__What the task asks__. Of all the lines in this data, how many include "xlabel"? Respond with the number only.

>> BEGIN Input material

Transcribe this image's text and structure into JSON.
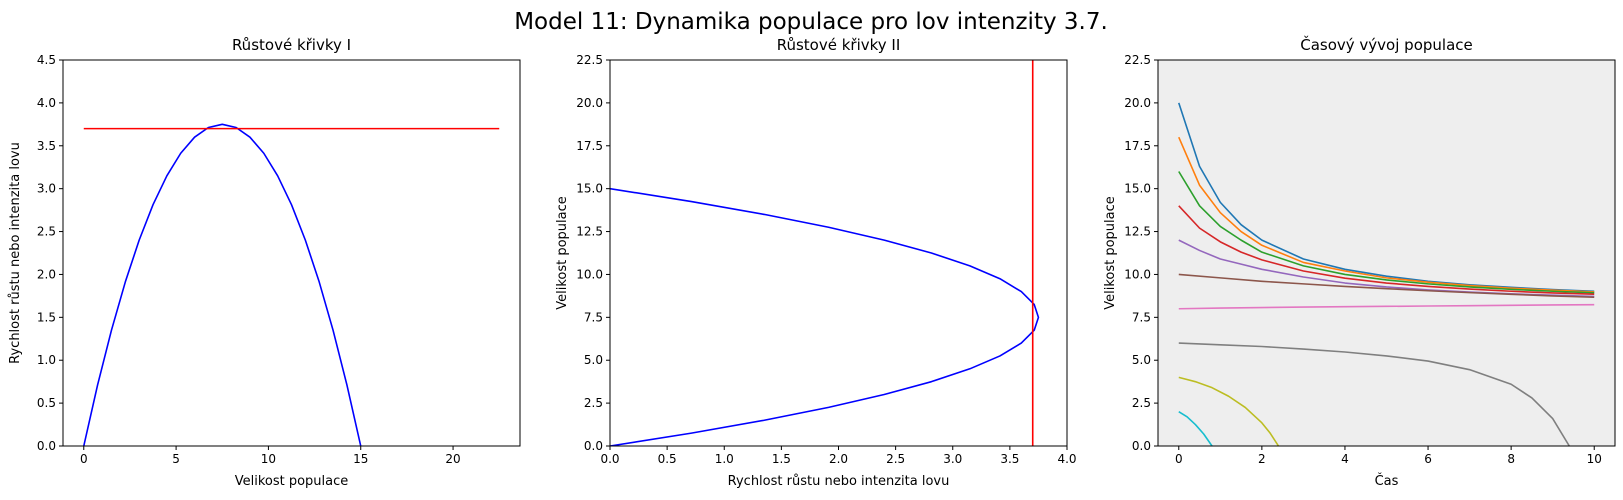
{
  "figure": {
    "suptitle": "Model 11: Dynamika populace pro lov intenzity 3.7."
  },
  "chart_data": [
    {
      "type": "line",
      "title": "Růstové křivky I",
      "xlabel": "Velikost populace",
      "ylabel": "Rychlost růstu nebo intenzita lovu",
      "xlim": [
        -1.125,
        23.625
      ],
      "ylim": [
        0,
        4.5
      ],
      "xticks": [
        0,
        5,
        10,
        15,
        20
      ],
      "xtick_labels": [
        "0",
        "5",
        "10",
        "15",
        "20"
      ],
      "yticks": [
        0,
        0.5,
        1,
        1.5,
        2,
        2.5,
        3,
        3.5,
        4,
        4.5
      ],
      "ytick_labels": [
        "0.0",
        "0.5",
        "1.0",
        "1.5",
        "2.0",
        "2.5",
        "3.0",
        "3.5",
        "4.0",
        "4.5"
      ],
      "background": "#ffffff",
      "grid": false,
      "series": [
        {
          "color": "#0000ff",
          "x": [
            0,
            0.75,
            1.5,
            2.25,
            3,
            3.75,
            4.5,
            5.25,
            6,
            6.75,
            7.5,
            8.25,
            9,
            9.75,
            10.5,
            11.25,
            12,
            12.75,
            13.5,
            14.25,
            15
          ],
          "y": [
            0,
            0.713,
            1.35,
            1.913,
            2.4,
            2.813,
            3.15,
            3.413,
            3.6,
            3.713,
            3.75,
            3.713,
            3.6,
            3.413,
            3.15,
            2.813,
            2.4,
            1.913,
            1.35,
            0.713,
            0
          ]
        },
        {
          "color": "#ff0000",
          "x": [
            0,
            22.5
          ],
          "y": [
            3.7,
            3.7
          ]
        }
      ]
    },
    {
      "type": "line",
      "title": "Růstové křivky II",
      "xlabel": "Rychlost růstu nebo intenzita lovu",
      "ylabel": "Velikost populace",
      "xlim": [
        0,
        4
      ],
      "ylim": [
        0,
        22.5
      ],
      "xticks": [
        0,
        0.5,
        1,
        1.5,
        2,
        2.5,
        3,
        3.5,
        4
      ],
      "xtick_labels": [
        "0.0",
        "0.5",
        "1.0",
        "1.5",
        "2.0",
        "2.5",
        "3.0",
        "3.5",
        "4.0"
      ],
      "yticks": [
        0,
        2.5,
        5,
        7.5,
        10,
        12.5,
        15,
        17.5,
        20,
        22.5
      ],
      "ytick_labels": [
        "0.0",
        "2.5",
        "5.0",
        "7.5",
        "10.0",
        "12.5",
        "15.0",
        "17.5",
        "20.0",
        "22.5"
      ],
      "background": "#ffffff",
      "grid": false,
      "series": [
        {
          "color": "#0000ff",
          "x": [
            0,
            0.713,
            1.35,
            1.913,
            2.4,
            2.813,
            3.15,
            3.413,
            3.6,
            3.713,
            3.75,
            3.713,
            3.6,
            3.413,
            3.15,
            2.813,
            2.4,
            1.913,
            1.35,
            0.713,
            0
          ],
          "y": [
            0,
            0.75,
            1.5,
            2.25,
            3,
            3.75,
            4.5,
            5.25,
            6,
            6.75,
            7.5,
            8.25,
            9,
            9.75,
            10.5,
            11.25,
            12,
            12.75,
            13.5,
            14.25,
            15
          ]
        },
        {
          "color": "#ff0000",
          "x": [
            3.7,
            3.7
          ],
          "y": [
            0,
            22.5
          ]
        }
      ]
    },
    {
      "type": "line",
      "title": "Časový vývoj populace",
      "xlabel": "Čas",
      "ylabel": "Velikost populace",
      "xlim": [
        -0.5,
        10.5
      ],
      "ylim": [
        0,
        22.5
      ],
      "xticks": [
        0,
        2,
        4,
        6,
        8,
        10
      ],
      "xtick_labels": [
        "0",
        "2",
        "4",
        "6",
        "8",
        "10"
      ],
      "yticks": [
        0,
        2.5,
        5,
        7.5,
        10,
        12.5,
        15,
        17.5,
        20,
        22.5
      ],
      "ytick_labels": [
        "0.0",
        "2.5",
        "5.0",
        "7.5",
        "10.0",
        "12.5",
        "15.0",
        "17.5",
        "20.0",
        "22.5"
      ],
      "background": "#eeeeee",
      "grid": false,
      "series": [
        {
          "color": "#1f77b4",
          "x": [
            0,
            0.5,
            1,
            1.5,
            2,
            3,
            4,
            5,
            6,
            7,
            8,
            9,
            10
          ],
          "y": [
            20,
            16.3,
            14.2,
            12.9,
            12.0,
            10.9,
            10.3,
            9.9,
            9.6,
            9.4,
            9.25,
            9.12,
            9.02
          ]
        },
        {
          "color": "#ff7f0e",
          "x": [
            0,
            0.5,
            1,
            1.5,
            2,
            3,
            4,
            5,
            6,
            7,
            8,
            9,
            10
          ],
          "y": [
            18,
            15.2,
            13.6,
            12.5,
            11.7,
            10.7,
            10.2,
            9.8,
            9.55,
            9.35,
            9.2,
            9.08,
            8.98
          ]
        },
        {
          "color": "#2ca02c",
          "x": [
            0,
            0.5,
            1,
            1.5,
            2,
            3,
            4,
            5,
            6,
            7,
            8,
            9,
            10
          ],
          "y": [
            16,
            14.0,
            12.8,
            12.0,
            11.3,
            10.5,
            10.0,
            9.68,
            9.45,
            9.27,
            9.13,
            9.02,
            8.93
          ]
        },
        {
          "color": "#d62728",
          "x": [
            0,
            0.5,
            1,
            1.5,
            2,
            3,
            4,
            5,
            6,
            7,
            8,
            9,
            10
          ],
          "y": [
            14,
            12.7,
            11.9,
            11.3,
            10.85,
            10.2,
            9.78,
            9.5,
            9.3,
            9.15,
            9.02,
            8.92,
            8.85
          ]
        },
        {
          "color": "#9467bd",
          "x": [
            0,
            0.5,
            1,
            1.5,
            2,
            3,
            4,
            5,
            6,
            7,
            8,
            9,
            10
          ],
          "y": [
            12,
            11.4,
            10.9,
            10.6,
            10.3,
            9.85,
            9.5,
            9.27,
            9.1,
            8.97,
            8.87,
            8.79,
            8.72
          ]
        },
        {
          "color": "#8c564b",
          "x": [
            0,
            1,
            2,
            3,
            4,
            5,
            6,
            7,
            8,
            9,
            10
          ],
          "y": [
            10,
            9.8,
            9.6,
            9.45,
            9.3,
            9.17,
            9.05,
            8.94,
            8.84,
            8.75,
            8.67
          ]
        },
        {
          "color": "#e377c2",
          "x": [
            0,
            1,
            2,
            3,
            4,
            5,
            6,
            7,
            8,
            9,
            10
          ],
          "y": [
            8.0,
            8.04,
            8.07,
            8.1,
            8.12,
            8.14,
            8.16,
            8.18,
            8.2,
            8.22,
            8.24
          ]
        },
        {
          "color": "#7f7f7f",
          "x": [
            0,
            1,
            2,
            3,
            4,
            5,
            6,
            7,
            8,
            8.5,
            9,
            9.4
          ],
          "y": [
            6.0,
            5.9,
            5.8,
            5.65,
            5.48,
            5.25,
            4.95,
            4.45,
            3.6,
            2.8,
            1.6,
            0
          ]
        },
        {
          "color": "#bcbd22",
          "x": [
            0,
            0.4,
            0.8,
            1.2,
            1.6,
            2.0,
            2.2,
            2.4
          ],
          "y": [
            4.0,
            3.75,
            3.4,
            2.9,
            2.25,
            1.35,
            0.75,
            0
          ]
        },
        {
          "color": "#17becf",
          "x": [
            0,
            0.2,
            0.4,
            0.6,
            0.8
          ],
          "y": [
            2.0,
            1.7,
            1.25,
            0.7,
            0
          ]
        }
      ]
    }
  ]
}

>> END Input material

__Task solution__. 3